■ INSTRUCTIONS TO FOLLOW ■
The data below should be printed in full, exactly, and without any of its images.
————————
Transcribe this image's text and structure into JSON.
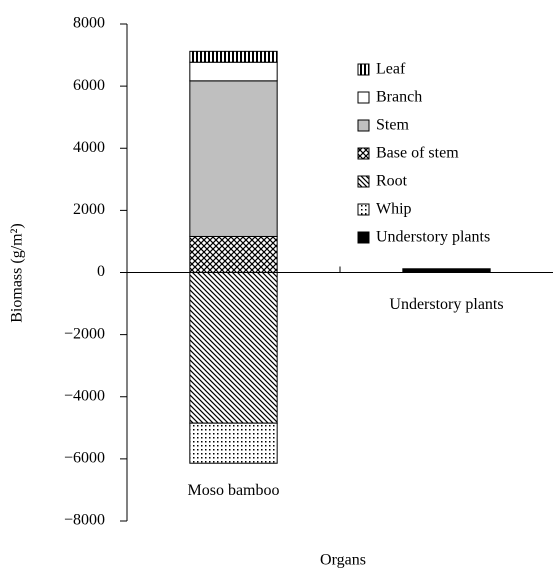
{
  "chart_data": {
    "type": "bar",
    "stacked": true,
    "y_label": "Biomass (g/m²)",
    "x_label": "Organs",
    "categories": [
      "Moso bamboo",
      "Understory plants"
    ],
    "series": [
      {
        "name": "Leaf",
        "color": "#000000",
        "pattern": "vertical",
        "values": [
          350,
          null
        ]
      },
      {
        "name": "Branch",
        "color": "#ffffff",
        "pattern": "none",
        "values": [
          600,
          null
        ]
      },
      {
        "name": "Stem",
        "color": "#bfbfbf",
        "pattern": "none",
        "values": [
          5010,
          null
        ]
      },
      {
        "name": "Base of stem",
        "color": "#000000",
        "pattern": "crosshatch",
        "values": [
          1160,
          null
        ]
      },
      {
        "name": "Root",
        "color": "#000000",
        "pattern": "diagonal",
        "values": [
          -4850,
          null
        ]
      },
      {
        "name": "Whip",
        "color": "#000000",
        "pattern": "dots",
        "values": [
          -1290,
          null
        ]
      },
      {
        "name": "Understory plants",
        "color": "#000000",
        "pattern": "solid",
        "values": [
          null,
          120
        ]
      }
    ],
    "ylim": [
      -8000,
      8000
    ],
    "yticks": [
      {
        "value": -8000,
        "label": "−8000"
      },
      {
        "value": -6000,
        "label": "−6000"
      },
      {
        "value": -4000,
        "label": "−4000"
      },
      {
        "value": -2000,
        "label": "−2000"
      },
      0,
      2000,
      4000,
      6000,
      8000
    ],
    "grid": false,
    "legend": "upper right"
  }
}
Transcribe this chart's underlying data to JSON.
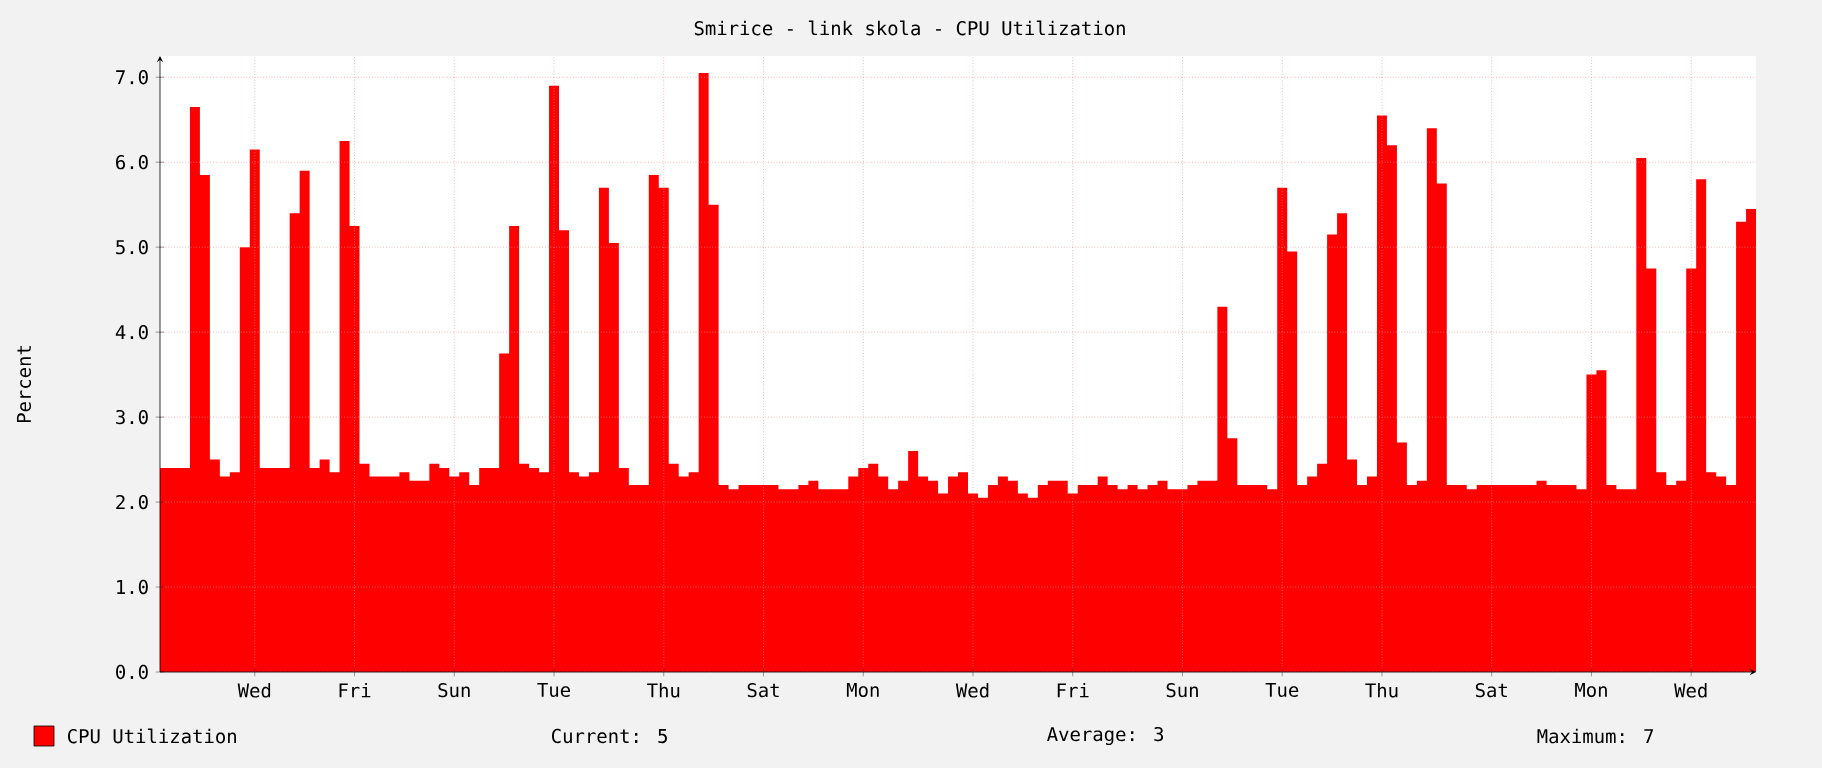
{
  "chart_data": {
    "type": "area",
    "title": "Smirice - link skola - CPU Utilization",
    "ylabel": "Percent",
    "categories": [
      null,
      null,
      null,
      null,
      null,
      null,
      null,
      null,
      null,
      "Wed",
      null,
      null,
      null,
      null,
      null,
      null,
      null,
      null,
      null,
      "Fri",
      null,
      null,
      null,
      null,
      null,
      null,
      null,
      null,
      null,
      "Sun",
      null,
      null,
      null,
      null,
      null,
      null,
      null,
      null,
      null,
      "Tue",
      null,
      null,
      null,
      null,
      null,
      null,
      null,
      null,
      null,
      null,
      "Thu",
      null,
      null,
      null,
      null,
      null,
      null,
      null,
      null,
      null,
      "Sat",
      null,
      null,
      null,
      null,
      null,
      null,
      null,
      null,
      null,
      "Mon",
      null,
      null,
      null,
      null,
      null,
      null,
      null,
      null,
      null,
      null,
      "Wed",
      null,
      null,
      null,
      null,
      null,
      null,
      null,
      null,
      null,
      "Fri",
      null,
      null,
      null,
      null,
      null,
      null,
      null,
      null,
      null,
      null,
      "Sun",
      null,
      null,
      null,
      null,
      null,
      null,
      null,
      null,
      null,
      "Tue",
      null,
      null,
      null,
      null,
      null,
      null,
      null,
      null,
      null,
      "Thu",
      null,
      null,
      null,
      null,
      null,
      null,
      null,
      null,
      null,
      null,
      "Sat",
      null,
      null,
      null,
      null,
      null,
      null,
      null,
      null,
      null,
      "Mon",
      null,
      null,
      null,
      null,
      null,
      null,
      null,
      null,
      null,
      "Wed",
      null,
      null,
      null,
      null,
      null,
      null
    ],
    "series": [
      {
        "name": "CPU Utilization",
        "color": "#ff0000",
        "values": [
          2.4,
          2.4,
          2.4,
          6.65,
          5.85,
          2.5,
          2.3,
          2.35,
          5.0,
          6.15,
          2.4,
          2.4,
          2.4,
          5.4,
          5.9,
          2.4,
          2.5,
          2.35,
          6.25,
          5.25,
          2.45,
          2.3,
          2.3,
          2.3,
          2.35,
          2.25,
          2.25,
          2.45,
          2.4,
          2.3,
          2.35,
          2.2,
          2.4,
          2.4,
          3.75,
          5.25,
          2.45,
          2.4,
          2.35,
          6.9,
          5.2,
          2.35,
          2.3,
          2.35,
          5.7,
          5.05,
          2.4,
          2.2,
          2.2,
          5.85,
          5.7,
          2.45,
          2.3,
          2.35,
          7.05,
          5.5,
          2.2,
          2.15,
          2.2,
          2.2,
          2.2,
          2.2,
          2.15,
          2.15,
          2.2,
          2.25,
          2.15,
          2.15,
          2.15,
          2.3,
          2.4,
          2.45,
          2.3,
          2.15,
          2.25,
          2.6,
          2.3,
          2.25,
          2.1,
          2.3,
          2.35,
          2.1,
          2.05,
          2.2,
          2.3,
          2.25,
          2.1,
          2.05,
          2.2,
          2.25,
          2.25,
          2.1,
          2.2,
          2.2,
          2.3,
          2.2,
          2.15,
          2.2,
          2.15,
          2.2,
          2.25,
          2.15,
          2.15,
          2.2,
          2.25,
          2.25,
          4.3,
          2.75,
          2.2,
          2.2,
          2.2,
          2.15,
          5.7,
          4.95,
          2.2,
          2.3,
          2.45,
          5.15,
          5.4,
          2.5,
          2.2,
          2.3,
          6.55,
          6.2,
          2.7,
          2.2,
          2.25,
          6.4,
          5.75,
          2.2,
          2.2,
          2.15,
          2.2,
          2.2,
          2.2,
          2.2,
          2.2,
          2.2,
          2.25,
          2.2,
          2.2,
          2.2,
          2.15,
          3.5,
          3.55,
          2.2,
          2.15,
          2.15,
          6.05,
          4.75,
          2.35,
          2.2,
          2.25,
          4.75,
          5.8,
          2.35,
          2.3,
          2.2,
          5.3,
          5.45
        ]
      }
    ],
    "ylim": [
      0,
      7.25
    ],
    "yticks": [
      {
        "value": 0,
        "label": "0.0"
      },
      {
        "value": 1,
        "label": "1.0"
      },
      {
        "value": 2,
        "label": "2.0"
      },
      {
        "value": 3,
        "label": "3.0"
      },
      {
        "value": 4,
        "label": "4.0"
      },
      {
        "value": 5,
        "label": "5.0"
      },
      {
        "value": 6,
        "label": "6.0"
      },
      {
        "value": 7,
        "label": "7.0"
      }
    ],
    "grid": true,
    "legend": "bottom left",
    "annotations": [
      "Current: 5",
      "Average: 3",
      "Maximum: 7"
    ]
  }
}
————————
■ FINISHED TASK ■
Transcribe this image's text and structure into JSON.
{
  "chart_data": {
    "type": "bar",
    "stacked": true,
    "y_label": "Biomass (g/m²)",
    "x_label": "Organs",
    "categories": [
      "Moso bamboo",
      "Understory plants"
    ],
    "series": [
      {
        "name": "Leaf",
        "color": "#000000",
        "pattern": "vertical",
        "values": [
          350,
          null
        ]
      },
      {
        "name": "Branch",
        "color": "#ffffff",
        "pattern": "none",
        "values": [
          600,
          null
        ]
      },
      {
        "name": "Stem",
        "color": "#bfbfbf",
        "pattern": "none",
        "values": [
          5010,
          null
        ]
      },
      {
        "name": "Base of stem",
        "color": "#000000",
        "pattern": "crosshatch",
        "values": [
          1160,
          null
        ]
      },
      {
        "name": "Root",
        "color": "#000000",
        "pattern": "diagonal",
        "values": [
          -4850,
          null
        ]
      },
      {
        "name": "Whip",
        "color": "#000000",
        "pattern": "dots",
        "values": [
          -1290,
          null
        ]
      },
      {
        "name": "Understory plants",
        "color": "#000000",
        "pattern": "solid",
        "values": [
          null,
          120
        ]
      }
    ],
    "ylim": [
      -8000,
      8000
    ],
    "yticks": [
      {
        "value": -8000,
        "label": "−8000"
      },
      {
        "value": -6000,
        "label": "−6000"
      },
      {
        "value": -4000,
        "label": "−4000"
      },
      {
        "value": -2000,
        "label": "−2000"
      },
      0,
      2000,
      4000,
      6000,
      8000
    ],
    "grid": false,
    "legend": "upper right"
  }
}
Transcribe this chart's underlying data to JSON.
{
  "chart_data": {
    "type": "area",
    "title": "Smirice - link skola - CPU Utilization",
    "ylabel": "Percent",
    "categories": [
      null,
      null,
      null,
      null,
      null,
      null,
      null,
      null,
      null,
      "Wed",
      null,
      null,
      null,
      null,
      null,
      null,
      null,
      null,
      null,
      "Fri",
      null,
      null,
      null,
      null,
      null,
      null,
      null,
      null,
      null,
      "Sun",
      null,
      null,
      null,
      null,
      null,
      null,
      null,
      null,
      null,
      "Tue",
      null,
      null,
      null,
      null,
      null,
      null,
      null,
      null,
      null,
      null,
      "Thu",
      null,
      null,
      null,
      null,
      null,
      null,
      null,
      null,
      null,
      "Sat",
      null,
      null,
      null,
      null,
      null,
      null,
      null,
      null,
      null,
      "Mon",
      null,
      null,
      null,
      null,
      null,
      null,
      null,
      null,
      null,
      null,
      "Wed",
      null,
      null,
      null,
      null,
      null,
      null,
      null,
      null,
      null,
      "Fri",
      null,
      null,
      null,
      null,
      null,
      null,
      null,
      null,
      null,
      null,
      "Sun",
      null,
      null,
      null,
      null,
      null,
      null,
      null,
      null,
      null,
      "Tue",
      null,
      null,
      null,
      null,
      null,
      null,
      null,
      null,
      null,
      "Thu",
      null,
      null,
      null,
      null,
      null,
      null,
      null,
      null,
      null,
      null,
      "Sat",
      null,
      null,
      null,
      null,
      null,
      null,
      null,
      null,
      null,
      "Mon",
      null,
      null,
      null,
      null,
      null,
      null,
      null,
      null,
      null,
      "Wed",
      null,
      null,
      null,
      null,
      null,
      null
    ],
    "series": [
      {
        "name": "CPU Utilization",
        "color": "#ff0000",
        "values": [
          2.4,
          2.4,
          2.4,
          6.65,
          5.85,
          2.5,
          2.3,
          2.35,
          5.0,
          6.15,
          2.4,
          2.4,
          2.4,
          5.4,
          5.9,
          2.4,
          2.5,
          2.35,
          6.25,
          5.25,
          2.45,
          2.3,
          2.3,
          2.3,
          2.35,
          2.25,
          2.25,
          2.45,
          2.4,
          2.3,
          2.35,
          2.2,
          2.4,
          2.4,
          3.75,
          5.25,
          2.45,
          2.4,
          2.35,
          6.9,
          5.2,
          2.35,
          2.3,
          2.35,
          5.7,
          5.05,
          2.4,
          2.2,
          2.2,
          5.85,
          5.7,
          2.45,
          2.3,
          2.35,
          7.05,
          5.5,
          2.2,
          2.15,
          2.2,
          2.2,
          2.2,
          2.2,
          2.15,
          2.15,
          2.2,
          2.25,
          2.15,
          2.15,
          2.15,
          2.3,
          2.4,
          2.45,
          2.3,
          2.15,
          2.25,
          2.6,
          2.3,
          2.25,
          2.1,
          2.3,
          2.35,
          2.1,
          2.05,
          2.2,
          2.3,
          2.25,
          2.1,
          2.05,
          2.2,
          2.25,
          2.25,
          2.1,
          2.2,
          2.2,
          2.3,
          2.2,
          2.15,
          2.2,
          2.15,
          2.2,
          2.25,
          2.15,
          2.15,
          2.2,
          2.25,
          2.25,
          4.3,
          2.75,
          2.2,
          2.2,
          2.2,
          2.15,
          5.7,
          4.95,
          2.2,
          2.3,
          2.45,
          5.15,
          5.4,
          2.5,
          2.2,
          2.3,
          6.55,
          6.2,
          2.7,
          2.2,
          2.25,
          6.4,
          5.75,
          2.2,
          2.2,
          2.15,
          2.2,
          2.2,
          2.2,
          2.2,
          2.2,
          2.2,
          2.25,
          2.2,
          2.2,
          2.2,
          2.15,
          3.5,
          3.55,
          2.2,
          2.15,
          2.15,
          6.05,
          4.75,
          2.35,
          2.2,
          2.25,
          4.75,
          5.8,
          2.35,
          2.3,
          2.2,
          5.3,
          5.45
        ]
      }
    ],
    "ylim": [
      0,
      7.25
    ],
    "yticks": [
      {
        "value": 0,
        "label": "0.0"
      },
      {
        "value": 1,
        "label": "1.0"
      },
      {
        "value": 2,
        "label": "2.0"
      },
      {
        "value": 3,
        "label": "3.0"
      },
      {
        "value": 4,
        "label": "4.0"
      },
      {
        "value": 5,
        "label": "5.0"
      },
      {
        "value": 6,
        "label": "6.0"
      },
      {
        "value": 7,
        "label": "7.0"
      }
    ],
    "grid": true,
    "legend": "bottom left",
    "annotations": [
      "Current: 5",
      "Average: 3",
      "Maximum: 7"
    ]
  }
}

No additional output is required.